___ Exercise input

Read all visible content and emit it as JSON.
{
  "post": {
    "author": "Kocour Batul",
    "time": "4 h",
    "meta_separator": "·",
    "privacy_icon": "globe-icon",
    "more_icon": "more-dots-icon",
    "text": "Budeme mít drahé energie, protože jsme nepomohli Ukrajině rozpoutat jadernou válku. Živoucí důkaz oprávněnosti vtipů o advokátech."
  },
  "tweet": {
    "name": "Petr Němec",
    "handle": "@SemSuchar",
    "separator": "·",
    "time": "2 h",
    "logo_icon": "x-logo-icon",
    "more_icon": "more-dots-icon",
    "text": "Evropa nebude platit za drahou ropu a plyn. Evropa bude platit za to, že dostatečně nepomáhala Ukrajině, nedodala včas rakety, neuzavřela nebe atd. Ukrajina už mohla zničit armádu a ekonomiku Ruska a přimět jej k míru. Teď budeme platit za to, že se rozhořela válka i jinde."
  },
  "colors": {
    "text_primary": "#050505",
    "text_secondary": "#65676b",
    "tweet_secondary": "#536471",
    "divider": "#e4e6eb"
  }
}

______

Select the lines in this material that hold the word "icon", leaving none out.

    "privacy_icon": "globe-icon",
    "more_icon": "more-dots-icon",
    "logo_icon": "x-logo-icon",
    "more_icon": "more-dots-icon",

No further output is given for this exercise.